> **PROMPT**:
All records should be reproduced verbatim.

=-=-=-=-=

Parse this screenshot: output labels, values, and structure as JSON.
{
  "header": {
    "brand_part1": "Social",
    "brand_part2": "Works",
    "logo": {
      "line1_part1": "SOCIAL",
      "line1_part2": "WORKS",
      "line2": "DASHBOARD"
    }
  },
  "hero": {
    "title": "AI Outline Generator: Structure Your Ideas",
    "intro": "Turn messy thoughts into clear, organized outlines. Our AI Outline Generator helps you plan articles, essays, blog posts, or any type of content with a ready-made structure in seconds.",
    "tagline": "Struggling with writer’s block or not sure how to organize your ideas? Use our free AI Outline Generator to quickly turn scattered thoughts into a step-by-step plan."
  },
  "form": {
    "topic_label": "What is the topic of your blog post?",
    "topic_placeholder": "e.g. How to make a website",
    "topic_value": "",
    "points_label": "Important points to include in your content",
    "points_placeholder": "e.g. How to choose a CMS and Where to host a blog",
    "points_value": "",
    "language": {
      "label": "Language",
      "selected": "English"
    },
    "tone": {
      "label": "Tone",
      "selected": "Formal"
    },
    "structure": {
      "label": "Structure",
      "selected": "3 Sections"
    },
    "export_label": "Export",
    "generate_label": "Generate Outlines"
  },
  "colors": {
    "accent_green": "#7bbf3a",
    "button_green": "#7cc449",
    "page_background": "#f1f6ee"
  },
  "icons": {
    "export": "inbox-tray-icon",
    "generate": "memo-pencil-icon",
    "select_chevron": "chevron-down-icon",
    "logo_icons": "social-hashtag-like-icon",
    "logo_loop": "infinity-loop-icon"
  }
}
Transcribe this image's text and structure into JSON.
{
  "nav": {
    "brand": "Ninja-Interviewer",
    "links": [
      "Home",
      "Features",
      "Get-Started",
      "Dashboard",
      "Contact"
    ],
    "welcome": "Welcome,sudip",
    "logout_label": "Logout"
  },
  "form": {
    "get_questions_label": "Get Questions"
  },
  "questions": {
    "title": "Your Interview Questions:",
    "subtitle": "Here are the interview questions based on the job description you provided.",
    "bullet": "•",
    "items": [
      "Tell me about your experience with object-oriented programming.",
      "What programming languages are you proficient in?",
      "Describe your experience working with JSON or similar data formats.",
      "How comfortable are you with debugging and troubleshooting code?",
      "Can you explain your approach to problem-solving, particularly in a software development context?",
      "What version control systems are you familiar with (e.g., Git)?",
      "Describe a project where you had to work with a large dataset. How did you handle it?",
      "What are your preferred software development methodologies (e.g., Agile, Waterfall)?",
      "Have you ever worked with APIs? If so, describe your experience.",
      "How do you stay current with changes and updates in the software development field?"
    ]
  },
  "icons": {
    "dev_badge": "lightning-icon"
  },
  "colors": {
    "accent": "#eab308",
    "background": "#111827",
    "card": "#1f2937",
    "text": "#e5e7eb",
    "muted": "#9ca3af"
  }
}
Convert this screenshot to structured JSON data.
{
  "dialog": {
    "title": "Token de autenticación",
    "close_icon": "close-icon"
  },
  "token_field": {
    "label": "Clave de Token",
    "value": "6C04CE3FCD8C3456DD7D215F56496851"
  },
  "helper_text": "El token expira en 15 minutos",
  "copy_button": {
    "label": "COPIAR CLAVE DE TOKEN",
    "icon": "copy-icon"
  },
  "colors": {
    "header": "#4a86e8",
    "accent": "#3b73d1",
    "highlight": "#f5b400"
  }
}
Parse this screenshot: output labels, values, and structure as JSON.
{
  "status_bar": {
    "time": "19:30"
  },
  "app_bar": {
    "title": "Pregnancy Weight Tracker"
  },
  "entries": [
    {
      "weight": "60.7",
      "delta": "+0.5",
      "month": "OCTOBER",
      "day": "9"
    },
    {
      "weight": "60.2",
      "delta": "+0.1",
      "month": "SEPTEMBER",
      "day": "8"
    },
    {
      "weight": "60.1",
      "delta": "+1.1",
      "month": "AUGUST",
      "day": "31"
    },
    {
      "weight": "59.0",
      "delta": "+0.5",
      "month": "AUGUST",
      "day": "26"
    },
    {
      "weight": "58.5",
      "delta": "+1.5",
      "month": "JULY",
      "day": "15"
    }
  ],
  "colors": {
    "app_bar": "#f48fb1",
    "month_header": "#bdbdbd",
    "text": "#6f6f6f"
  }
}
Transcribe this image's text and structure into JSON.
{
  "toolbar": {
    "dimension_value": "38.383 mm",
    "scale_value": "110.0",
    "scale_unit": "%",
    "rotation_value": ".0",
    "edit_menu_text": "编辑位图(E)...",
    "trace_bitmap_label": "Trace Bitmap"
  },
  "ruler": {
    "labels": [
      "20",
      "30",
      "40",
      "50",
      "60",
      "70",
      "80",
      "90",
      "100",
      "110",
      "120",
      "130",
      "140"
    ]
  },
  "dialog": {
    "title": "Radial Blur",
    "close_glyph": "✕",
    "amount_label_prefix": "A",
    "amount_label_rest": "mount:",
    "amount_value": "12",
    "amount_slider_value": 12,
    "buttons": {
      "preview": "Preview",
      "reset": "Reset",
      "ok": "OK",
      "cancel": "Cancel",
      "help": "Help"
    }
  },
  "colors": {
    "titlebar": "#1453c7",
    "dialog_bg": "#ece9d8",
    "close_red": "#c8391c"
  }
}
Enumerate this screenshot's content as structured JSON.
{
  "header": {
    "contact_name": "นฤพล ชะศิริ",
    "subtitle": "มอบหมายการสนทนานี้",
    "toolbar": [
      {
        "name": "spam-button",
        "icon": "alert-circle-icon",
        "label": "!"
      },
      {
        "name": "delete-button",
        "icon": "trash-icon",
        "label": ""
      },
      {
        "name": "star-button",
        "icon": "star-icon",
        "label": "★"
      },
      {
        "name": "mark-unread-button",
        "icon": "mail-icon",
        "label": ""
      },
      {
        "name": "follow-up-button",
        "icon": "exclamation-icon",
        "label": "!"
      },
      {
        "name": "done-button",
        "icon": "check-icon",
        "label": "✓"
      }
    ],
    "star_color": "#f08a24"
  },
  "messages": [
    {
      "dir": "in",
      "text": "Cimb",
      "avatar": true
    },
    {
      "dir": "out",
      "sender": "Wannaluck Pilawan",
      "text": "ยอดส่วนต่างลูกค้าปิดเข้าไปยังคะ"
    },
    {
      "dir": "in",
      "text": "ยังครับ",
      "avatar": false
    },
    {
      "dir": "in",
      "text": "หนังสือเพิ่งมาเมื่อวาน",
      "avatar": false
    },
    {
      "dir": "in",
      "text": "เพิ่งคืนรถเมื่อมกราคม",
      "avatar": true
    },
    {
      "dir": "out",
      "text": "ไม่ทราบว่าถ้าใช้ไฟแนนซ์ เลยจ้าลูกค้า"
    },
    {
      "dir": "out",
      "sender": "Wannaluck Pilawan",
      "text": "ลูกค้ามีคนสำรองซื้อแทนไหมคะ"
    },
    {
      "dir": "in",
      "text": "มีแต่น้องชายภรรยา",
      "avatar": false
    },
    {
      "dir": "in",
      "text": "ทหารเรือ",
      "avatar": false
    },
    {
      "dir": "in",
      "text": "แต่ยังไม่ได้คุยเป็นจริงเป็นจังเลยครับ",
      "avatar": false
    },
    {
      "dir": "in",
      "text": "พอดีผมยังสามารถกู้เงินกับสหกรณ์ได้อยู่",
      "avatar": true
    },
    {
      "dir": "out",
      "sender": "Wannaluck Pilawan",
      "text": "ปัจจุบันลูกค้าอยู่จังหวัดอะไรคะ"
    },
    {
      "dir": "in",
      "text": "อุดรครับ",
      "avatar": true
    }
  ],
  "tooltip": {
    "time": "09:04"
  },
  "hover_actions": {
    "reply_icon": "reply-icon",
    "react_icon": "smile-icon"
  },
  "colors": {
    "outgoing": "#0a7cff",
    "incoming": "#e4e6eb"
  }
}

=-=-=-=-=

> **ANSWER**:
Parse this screenshot: output labels, values, and structure as JSON.
{
  "header": {
    "brand_part1": "Social",
    "brand_part2": "Works",
    "logo": {
      "line1_part1": "SOCIAL",
      "line1_part2": "WORKS",
      "line2": "DASHBOARD"
    }
  },
  "hero": {
    "title": "AI Outline Generator: Structure Your Ideas",
    "intro": "Turn messy thoughts into clear, organized outlines. Our AI Outline Generator helps you plan articles, essays, blog posts, or any type of content with a ready-made structure in seconds.",
    "tagline": "Struggling with writer’s block or not sure how to organize your ideas? Use our free AI Outline Generator to quickly turn scattered thoughts into a step-by-step plan."
  },
  "form": {
    "topic_label": "What is the topic of your blog post?",
    "topic_placeholder": "e.g. How to make a website",
    "topic_value": "",
    "points_label": "Important points to include in your content",
    "points_placeholder": "e.g. How to choose a CMS and Where to host a blog",
    "points_value": "",
    "language": {
      "label": "Language",
      "selected": "English"
    },
    "tone": {
      "label": "Tone",
      "selected": "Formal"
    },
    "structure": {
      "label": "Structure",
      "selected": "3 Sections"
    },
    "export_label": "Export",
    "generate_label": "Generate Outlines"
  },
  "colors": {
    "accent_green": "#7bbf3a",
    "button_green": "#7cc449",
    "page_background": "#f1f6ee"
  },
  "icons": {
    "export": "inbox-tray-icon",
    "generate": "memo-pencil-icon",
    "select_chevron": "chevron-down-icon",
    "logo_icons": "social-hashtag-like-icon",
    "logo_loop": "infinity-loop-icon"
  }
}
Transcribe this image's text and structure into JSON.
{
  "nav": {
    "brand": "Ninja-Interviewer",
    "links": [
      "Home",
      "Features",
      "Get-Started",
      "Dashboard",
      "Contact"
    ],
    "welcome": "Welcome,sudip",
    "logout_label": "Logout"
  },
  "form": {
    "get_questions_label": "Get Questions"
  },
  "questions": {
    "title": "Your Interview Questions:",
    "subtitle": "Here are the interview questions based on the job description you provided.",
    "bullet": "•",
    "items": [
      "Tell me about your experience with object-oriented programming.",
      "What programming languages are you proficient in?",
      "Describe your experience working with JSON or similar data formats.",
      "How comfortable are you with debugging and troubleshooting code?",
      "Can you explain your approach to problem-solving, particularly in a software development context?",
      "What version control systems are you familiar with (e.g., Git)?",
      "Describe a project where you had to work with a large dataset. How did you handle it?",
      "What are your preferred software development methodologies (e.g., Agile, Waterfall)?",
      "Have you ever worked with APIs? If so, describe your experience.",
      "How do you stay current with changes and updates in the software development field?"
    ]
  },
  "icons": {
    "dev_badge": "lightning-icon"
  },
  "colors": {
    "accent": "#eab308",
    "background": "#111827",
    "card": "#1f2937",
    "text": "#e5e7eb",
    "muted": "#9ca3af"
  }
}
Convert this screenshot to structured JSON data.
{
  "dialog": {
    "title": "Token de autenticación",
    "close_icon": "close-icon"
  },
  "token_field": {
    "label": "Clave de Token",
    "value": "6C04CE3FCD8C3456DD7D215F56496851"
  },
  "helper_text": "El token expira en 15 minutos",
  "copy_button": {
    "label": "COPIAR CLAVE DE TOKEN",
    "icon": "copy-icon"
  },
  "colors": {
    "header": "#4a86e8",
    "accent": "#3b73d1",
    "highlight": "#f5b400"
  }
}
Parse this screenshot: output labels, values, and structure as JSON.
{
  "status_bar": {
    "time": "19:30"
  },
  "app_bar": {
    "title": "Pregnancy Weight Tracker"
  },
  "entries": [
    {
      "weight": "60.7",
      "delta": "+0.5",
      "month": "OCTOBER",
      "day": "9"
    },
    {
      "weight": "60.2",
      "delta": "+0.1",
      "month": "SEPTEMBER",
      "day": "8"
    },
    {
      "weight": "60.1",
      "delta": "+1.1",
      "month": "AUGUST",
      "day": "31"
    },
    {
      "weight": "59.0",
      "delta": "+0.5",
      "month": "AUGUST",
      "day": "26"
    },
    {
      "weight": "58.5",
      "delta": "+1.5",
      "month": "JULY",
      "day": "15"
    }
  ],
  "colors": {
    "app_bar": "#f48fb1",
    "month_header": "#bdbdbd",
    "text": "#6f6f6f"
  }
}
Transcribe this image's text and structure into JSON.
{
  "toolbar": {
    "dimension_value": "38.383 mm",
    "scale_value": "110.0",
    "scale_unit": "%",
    "rotation_value": ".0",
    "edit_menu_text": "编辑位图(E)...",
    "trace_bitmap_label": "Trace Bitmap"
  },
  "ruler": {
    "labels": [
      "20",
      "30",
      "40",
      "50",
      "60",
      "70",
      "80",
      "90",
      "100",
      "110",
      "120",
      "130",
      "140"
    ]
  },
  "dialog": {
    "title": "Radial Blur",
    "close_glyph": "✕",
    "amount_label_prefix": "A",
    "amount_label_rest": "mount:",
    "amount_value": "12",
    "amount_slider_value": 12,
    "buttons": {
      "preview": "Preview",
      "reset": "Reset",
      "ok": "OK",
      "cancel": "Cancel",
      "help": "Help"
    }
  },
  "colors": {
    "titlebar": "#1453c7",
    "dialog_bg": "#ece9d8",
    "close_red": "#c8391c"
  }
}
Enumerate this screenshot's content as structured JSON.
{
  "header": {
    "contact_name": "นฤพล ชะศิริ",
    "subtitle": "มอบหมายการสนทนานี้",
    "toolbar": [
      {
        "name": "spam-button",
        "icon": "alert-circle-icon",
        "label": "!"
      },
      {
        "name": "delete-button",
        "icon": "trash-icon",
        "label": ""
      },
      {
        "name": "star-button",
        "icon": "star-icon",
        "label": "★"
      },
      {
        "name": "mark-unread-button",
        "icon": "mail-icon",
        "label": ""
      },
      {
        "name": "follow-up-button",
        "icon": "exclamation-icon",
        "label": "!"
      },
      {
        "name": "done-button",
        "icon": "check-icon",
        "label": "✓"
      }
    ],
    "star_color": "#f08a24"
  },
  "messages": [
    {
      "dir": "in",
      "text": "Cimb",
      "avatar": true
    },
    {
      "dir": "out",
      "sender": "Wannaluck Pilawan",
      "text": "ยอดส่วนต่างลูกค้าปิดเข้าไปยังคะ"
    },
    {
      "dir": "in",
      "text": "ยังครับ",
      "avatar": false
    },
    {
      "dir": "in",
      "text": "หนังสือเพิ่งมาเมื่อวาน",
      "avatar": false
    },
    {
      "dir": "in",
      "text": "เพิ่งคืนรถเมื่อมกราคม",
      "avatar": true
    },
    {
      "dir": "out",
      "text": "ไม่ทราบว่าถ้าใช้ไฟแนนซ์ เลยจ้าลูกค้า"
    },
    {
      "dir": "out",
      "sender": "Wannaluck Pilawan",
      "text": "ลูกค้ามีคนสำรองซื้อแทนไหมคะ"
    },
    {
      "dir": "in",
      "text": "มีแต่น้องชายภรรยา",
      "avatar": false
    },
    {
      "dir": "in",
      "text": "ทหารเรือ",
      "avatar": false
    },
    {
      "dir": "in",
      "text": "แต่ยังไม่ได้คุยเป็นจริงเป็นจังเลยครับ",
      "avatar": false
    },
    {
      "dir": "in",
      "text": "พอดีผมยังสามารถกู้เงินกับสหกรณ์ได้อยู่",
      "avatar": true
    },
    {
      "dir": "out",
      "sender": "Wannaluck Pilawan",
      "text": "ปัจจุบันลูกค้าอยู่จังหวัดอะไรคะ"
    },
    {
      "dir": "in",
      "text": "อุดรครับ",
      "avatar": true
    }
  ],
  "tooltip": {
    "time": "09:04"
  },
  "hover_actions": {
    "reply_icon": "reply-icon",
    "react_icon": "smile-icon"
  },
  "colors": {
    "outgoing": "#0a7cff",
    "incoming": "#e4e6eb"
  }
}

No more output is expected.